This interoperability makes DuckDB a fantastic glue layer for data pipelines involving various Python libraries.

Extending DuckDB with Python: User-Defined Functions (UDFs)

WARNING: UDFs and MotherDuck Please note that User-Defined Functions (UDFs), as described in this section, are a feature of the local, embedded DuckDB Python library and do not work on MotherDuck. The reason is that UDFs require a Python runtime to execute the function's code. MotherDuck is a serverless platform that provides SQL execution but does not run user-provided Python code on its servers. The examples below are for local DuckDB usage within a Python environment.

Sometimes you need to perform an operation within your SQL query that's simply not available in standard SQL or DuckDB's built-in functions, but it's easy to do in Python. This is where User-Defined Functions (UDFs) come in. DuckDB lets you define Python functions and call them directly from your SQL queries.

********************

*Exercise instructions*:
**a.** Reproduce the entries from their first line through the line containing "cell-plant: Тыква <box>1 489 279 525</box>". In that span, substitute "table-line" for every occurrence of "table-row", and leave everything else unchanged.
**b.** Write the next part of the passage on DuckDB user-defined functions in Python, starting right after its final sentence.

********************

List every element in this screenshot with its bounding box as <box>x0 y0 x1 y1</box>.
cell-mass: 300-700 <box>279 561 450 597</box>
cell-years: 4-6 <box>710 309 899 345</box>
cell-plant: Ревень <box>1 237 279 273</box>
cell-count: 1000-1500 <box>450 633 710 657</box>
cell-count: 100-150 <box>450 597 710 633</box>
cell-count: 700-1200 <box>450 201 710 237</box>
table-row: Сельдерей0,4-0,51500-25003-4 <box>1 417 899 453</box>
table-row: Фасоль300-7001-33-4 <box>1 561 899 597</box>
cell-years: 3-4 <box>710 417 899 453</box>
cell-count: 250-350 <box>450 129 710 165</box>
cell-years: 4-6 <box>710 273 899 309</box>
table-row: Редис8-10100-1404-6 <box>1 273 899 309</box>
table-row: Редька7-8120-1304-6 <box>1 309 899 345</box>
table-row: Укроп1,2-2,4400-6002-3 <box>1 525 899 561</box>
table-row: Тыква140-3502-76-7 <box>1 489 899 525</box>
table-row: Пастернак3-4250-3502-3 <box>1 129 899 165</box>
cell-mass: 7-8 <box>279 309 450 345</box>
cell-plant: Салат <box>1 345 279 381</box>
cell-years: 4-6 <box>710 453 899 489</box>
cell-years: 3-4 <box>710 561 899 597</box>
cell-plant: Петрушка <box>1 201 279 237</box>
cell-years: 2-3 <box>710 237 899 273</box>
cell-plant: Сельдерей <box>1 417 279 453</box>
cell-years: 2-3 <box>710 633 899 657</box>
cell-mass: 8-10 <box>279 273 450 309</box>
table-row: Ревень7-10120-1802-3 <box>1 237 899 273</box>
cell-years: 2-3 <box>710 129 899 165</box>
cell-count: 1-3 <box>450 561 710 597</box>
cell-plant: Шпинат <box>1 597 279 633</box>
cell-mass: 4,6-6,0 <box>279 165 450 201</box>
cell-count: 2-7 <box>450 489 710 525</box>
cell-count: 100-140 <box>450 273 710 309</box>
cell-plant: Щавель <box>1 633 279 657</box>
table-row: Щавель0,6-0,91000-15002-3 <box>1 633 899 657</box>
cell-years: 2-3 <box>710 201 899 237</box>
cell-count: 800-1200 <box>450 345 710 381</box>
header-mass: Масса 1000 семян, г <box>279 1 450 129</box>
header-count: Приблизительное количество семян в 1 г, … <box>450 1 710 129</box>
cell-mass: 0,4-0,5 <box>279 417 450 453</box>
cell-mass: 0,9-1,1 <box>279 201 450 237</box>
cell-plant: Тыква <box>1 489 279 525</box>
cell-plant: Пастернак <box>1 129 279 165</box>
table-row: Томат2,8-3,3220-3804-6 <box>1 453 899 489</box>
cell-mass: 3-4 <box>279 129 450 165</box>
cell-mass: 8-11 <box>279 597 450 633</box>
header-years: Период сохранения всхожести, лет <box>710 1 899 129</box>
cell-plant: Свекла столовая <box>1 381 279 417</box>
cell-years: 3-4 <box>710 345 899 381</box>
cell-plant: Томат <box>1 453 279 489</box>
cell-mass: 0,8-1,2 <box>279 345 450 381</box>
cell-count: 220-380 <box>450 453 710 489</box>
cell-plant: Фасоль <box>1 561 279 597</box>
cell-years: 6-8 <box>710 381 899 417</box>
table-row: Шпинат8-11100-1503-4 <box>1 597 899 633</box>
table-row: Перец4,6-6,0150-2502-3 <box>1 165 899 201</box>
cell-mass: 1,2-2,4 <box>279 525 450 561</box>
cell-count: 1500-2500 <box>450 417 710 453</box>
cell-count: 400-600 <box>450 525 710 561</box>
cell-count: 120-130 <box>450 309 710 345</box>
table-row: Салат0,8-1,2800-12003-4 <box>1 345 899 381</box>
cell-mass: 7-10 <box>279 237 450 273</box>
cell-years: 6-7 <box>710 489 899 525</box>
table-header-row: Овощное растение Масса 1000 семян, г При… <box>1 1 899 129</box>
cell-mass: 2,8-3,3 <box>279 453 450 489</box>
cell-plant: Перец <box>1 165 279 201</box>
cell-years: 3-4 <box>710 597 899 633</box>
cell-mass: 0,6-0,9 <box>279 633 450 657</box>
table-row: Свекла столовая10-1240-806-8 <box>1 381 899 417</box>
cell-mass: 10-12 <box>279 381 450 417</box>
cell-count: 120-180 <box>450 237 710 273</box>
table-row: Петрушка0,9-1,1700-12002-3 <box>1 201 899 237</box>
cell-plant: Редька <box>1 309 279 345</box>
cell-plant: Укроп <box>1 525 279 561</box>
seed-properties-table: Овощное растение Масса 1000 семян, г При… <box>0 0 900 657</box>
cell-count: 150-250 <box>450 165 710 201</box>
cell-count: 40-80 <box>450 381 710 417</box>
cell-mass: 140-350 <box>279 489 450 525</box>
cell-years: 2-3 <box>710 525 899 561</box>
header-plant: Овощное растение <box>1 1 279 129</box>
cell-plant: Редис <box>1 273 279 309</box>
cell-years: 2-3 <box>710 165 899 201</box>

********************

*Responses to the tasks*:
**a.**
List every element in this screenshot with its bounding box as <box>x0 y0 x1 y1</box>.
cell-mass: 300-700 <box>279 561 450 597</box>
cell-years: 4-6 <box>710 309 899 345</box>
cell-plant: Ревень <box>1 237 279 273</box>
cell-count: 1000-1500 <box>450 633 710 657</box>
cell-count: 100-150 <box>450 597 710 633</box>
cell-count: 700-1200 <box>450 201 710 237</box>
table-line: Сельдерей0,4-0,51500-25003-4 <box>1 417 899 453</box>
table-line: Фасоль300-7001-33-4 <box>1 561 899 597</box>
cell-years: 3-4 <box>710 417 899 453</box>
cell-count: 250-350 <box>450 129 710 165</box>
cell-years: 4-6 <box>710 273 899 309</box>
table-line: Редис8-10100-1404-6 <box>1 273 899 309</box>
table-line: Редька7-8120-1304-6 <box>1 309 899 345</box>
table-line: Укроп1,2-2,4400-6002-3 <box>1 525 899 561</box>
table-line: Тыква140-3502-76-7 <box>1 489 899 525</box>
table-line: Пастернак3-4250-3502-3 <box>1 129 899 165</box>
cell-mass: 7-8 <box>279 309 450 345</box>
cell-plant: Салат <box>1 345 279 381</box>
cell-years: 4-6 <box>710 453 899 489</box>
cell-years: 3-4 <box>710 561 899 597</box>
cell-plant: Петрушка <box>1 201 279 237</box>
cell-years: 2-3 <box>710 237 899 273</box>
cell-plant: Сельдерей <box>1 417 279 453</box>
cell-years: 2-3 <box>710 633 899 657</box>
cell-mass: 8-10 <box>279 273 450 309</box>
table-line: Ревень7-10120-1802-3 <box>1 237 899 273</box>
cell-years: 2-3 <box>710 129 899 165</box>
cell-count: 1-3 <box>450 561 710 597</box>
cell-plant: Шпинат <box>1 597 279 633</box>
cell-mass: 4,6-6,0 <box>279 165 450 201</box>
cell-count: 2-7 <box>450 489 710 525</box>
cell-count: 100-140 <box>450 273 710 309</box>
cell-plant: Щавель <box>1 633 279 657</box>
table-line: Щавель0,6-0,91000-15002-3 <box>1 633 899 657</box>
cell-years: 2-3 <box>710 201 899 237</box>
cell-count: 800-1200 <box>450 345 710 381</box>
header-mass: Масса 1000 семян, г <box>279 1 450 129</box>
header-count: Приблизительное количество семян в 1 г, … <box>450 1 710 129</box>
cell-mass: 0,4-0,5 <box>279 417 450 453</box>
cell-mass: 0,9-1,1 <box>279 201 450 237</box>
cell-plant: Тыква <box>1 489 279 525</box>

**b.**
Let's revisit the population data. Looking at the Region column, there seem to be some extra spaces (padding) that make grouping or filtering tricky.

Copy code
import duckdb

# Connect to DuckDB and load population data
con = duckdb.connect(database=':memory:') # Or use the persistent DB file
con.sql("INSTALL httpfs")
con.sql("LOAD httpfs")
# Load the data into a table if it doesn't exist in this session
try:
    con.sql("SELECT COUNT(*) FROM population")
except duckdb.CatalogException:
    print("Loading population data from URL...")
    con.sql("SELECT * FROM read_csv_auto('https://bit.ly/3KoiZR0')").to_table("population")
    print("Population data loaded.")


con.sql("""
SELECT DISTINCT Region, length(Region) AS numChars
FROM population
""").show()

Copy code
Loading population data from URL...
Population data loaded.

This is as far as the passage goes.